Supplied records —
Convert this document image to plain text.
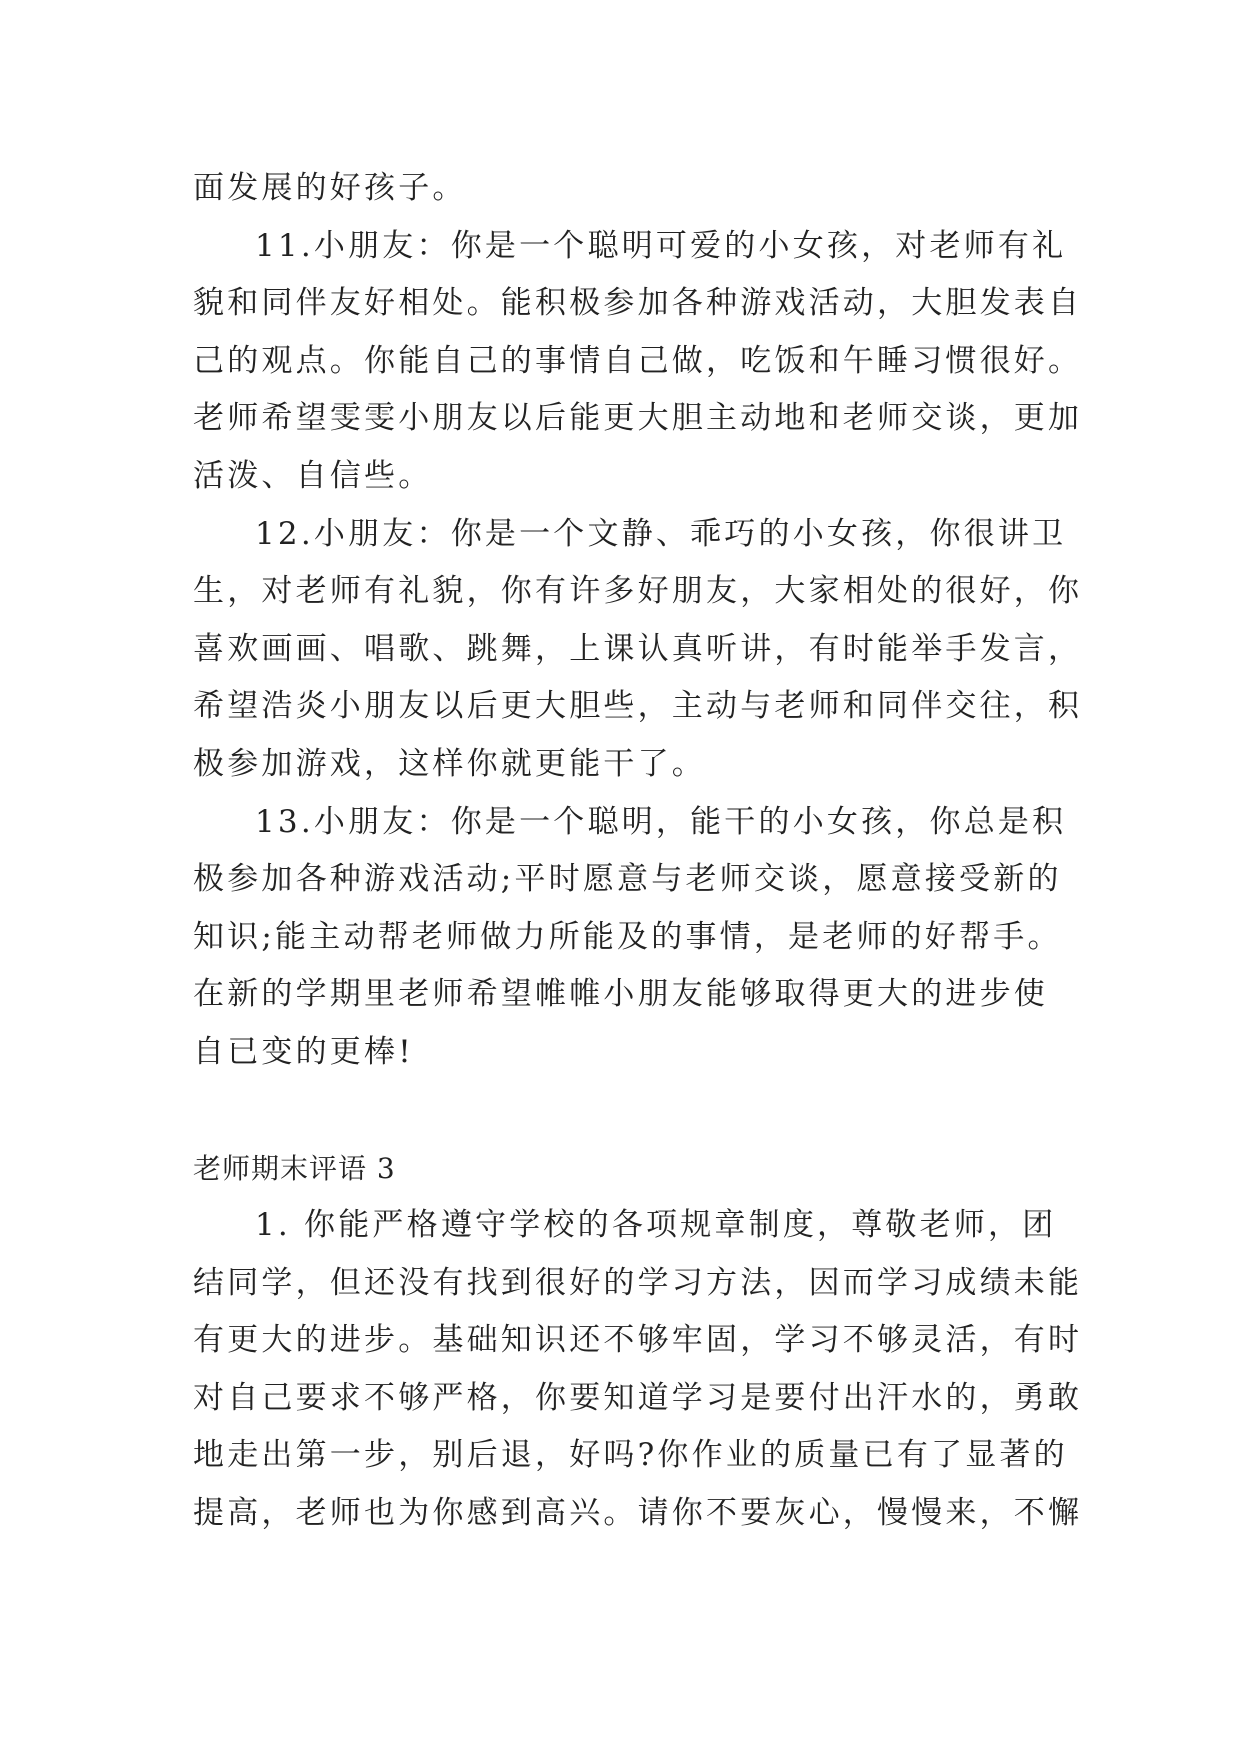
面发展的好孩子。
11.小朋友：你是一个聪明可爱的小女孩，对老师有礼
貌和同伴友好相处。能积极参加各种游戏活动，大胆发表自
己的观点。你能自己的事情自己做，吃饭和午睡习惯很好。
老师希望雯雯小朋友以后能更大胆主动地和老师交谈，更加
活泼、自信些。
12.小朋友：你是一个文静、乖巧的小女孩，你很讲卫
生，对老师有礼貌，你有许多好朋友，大家相处的很好，你
喜欢画画、唱歌、跳舞，上课认真听讲，有时能举手发言，
希望浩炎小朋友以后更大胆些，主动与老师和同伴交往，积
极参加游戏，这样你就更能干了。
13.小朋友：你是一个聪明，能干的小女孩，你总是积
极参加各种游戏活动;平时愿意与老师交谈，愿意接受新的
知识;能主动帮老师做力所能及的事情，是老师的好帮手。
在新的学期里老师希望帷帷小朋友能够取得更大的进步使
自已变的更棒!
老师期末评语 3
1. 你能严格遵守学校的各项规章制度，尊敬老师，团
结同学，但还没有找到很好的学习方法，因而学习成绩未能
有更大的进步。基础知识还不够牢固，学习不够灵活，有时
对自己要求不够严格，你要知道学习是要付出汗水的，勇敢
地走出第一步，别后退，好吗?你作业的质量已有了显著的
提高，老师也为你感到高兴。请你不要灰心，慢慢来，不懈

Stated problem —
Copy every entry word for word, but omit the pictures.

Written reply —
Convert this document image to plain text.
面发展的好孩子。
11.小朋友：你是一个聪明可爱的小女孩，对老师有礼
貌和同伴友好相处。能积极参加各种游戏活动，大胆发表自
己的观点。你能自己的事情自己做，吃饭和午睡习惯很好。
老师希望雯雯小朋友以后能更大胆主动地和老师交谈，更加
活泼、自信些。
12.小朋友：你是一个文静、乖巧的小女孩，你很讲卫
生，对老师有礼貌，你有许多好朋友，大家相处的很好，你
喜欢画画、唱歌、跳舞，上课认真听讲，有时能举手发言，
希望浩炎小朋友以后更大胆些，主动与老师和同伴交往，积
极参加游戏，这样你就更能干了。
13.小朋友：你是一个聪明，能干的小女孩，你总是积
极参加各种游戏活动;平时愿意与老师交谈，愿意接受新的
知识;能主动帮老师做力所能及的事情，是老师的好帮手。
在新的学期里老师希望帷帷小朋友能够取得更大的进步使
自已变的更棒!
老师期末评语 3
1. 你能严格遵守学校的各项规章制度，尊敬老师，团
结同学，但还没有找到很好的学习方法，因而学习成绩未能
有更大的进步。基础知识还不够牢固，学习不够灵活，有时
对自己要求不够严格，你要知道学习是要付出汗水的，勇敢
地走出第一步，别后退，好吗?你作业的质量已有了显著的
提高，老师也为你感到高兴。请你不要灰心，慢慢来，不懈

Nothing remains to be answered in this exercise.